Aim of the exercise: Find each line containing the string "name". Copy it.

Excerpted records:

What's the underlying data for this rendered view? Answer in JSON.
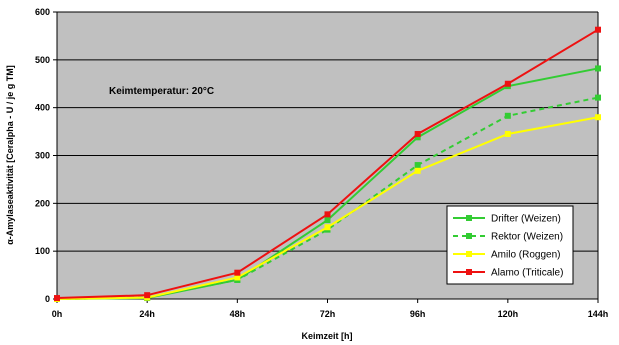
{
  "chart_data": {
    "type": "line",
    "x": [
      "0h",
      "24h",
      "48h",
      "72h",
      "96h",
      "120h",
      "144h"
    ],
    "xlabel": "Keimzeit [h]",
    "ylabel": "α-Amylaseaktivität [Ceralpha - U / je g TM]",
    "ylim": [
      0,
      600
    ],
    "yticks": [
      0,
      100,
      200,
      300,
      400,
      500,
      600
    ],
    "grid": true,
    "legend_position": "bottom-right",
    "annotation": "Keimtemperatur: 20°C",
    "background_color": "#c0c0c0",
    "series": [
      {
        "name": "Drifter (Weizen)",
        "color": "#33cc33",
        "dashed": false,
        "marker": "square",
        "values": [
          0,
          2,
          40,
          165,
          338,
          445,
          482
        ]
      },
      {
        "name": "Rektor (Weizen)",
        "color": "#33cc33",
        "dashed": true,
        "marker": "square",
        "values": [
          0,
          3,
          40,
          145,
          280,
          383,
          421
        ]
      },
      {
        "name": "Amilo (Roggen)",
        "color": "#ffff00",
        "dashed": false,
        "marker": "square",
        "values": [
          0,
          3,
          45,
          150,
          268,
          345,
          380
        ]
      },
      {
        "name": "Alamo (Triticale)",
        "color": "#ee1111",
        "dashed": false,
        "marker": "square",
        "values": [
          2,
          8,
          55,
          177,
          345,
          450,
          563
        ]
      }
    ]
  }
}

Full response:
        "name": "Drifter (Weizen)",
        "name": "Rektor (Weizen)",
        "name": "Amilo (Roggen)",
        "name": "Alamo (Triticale)",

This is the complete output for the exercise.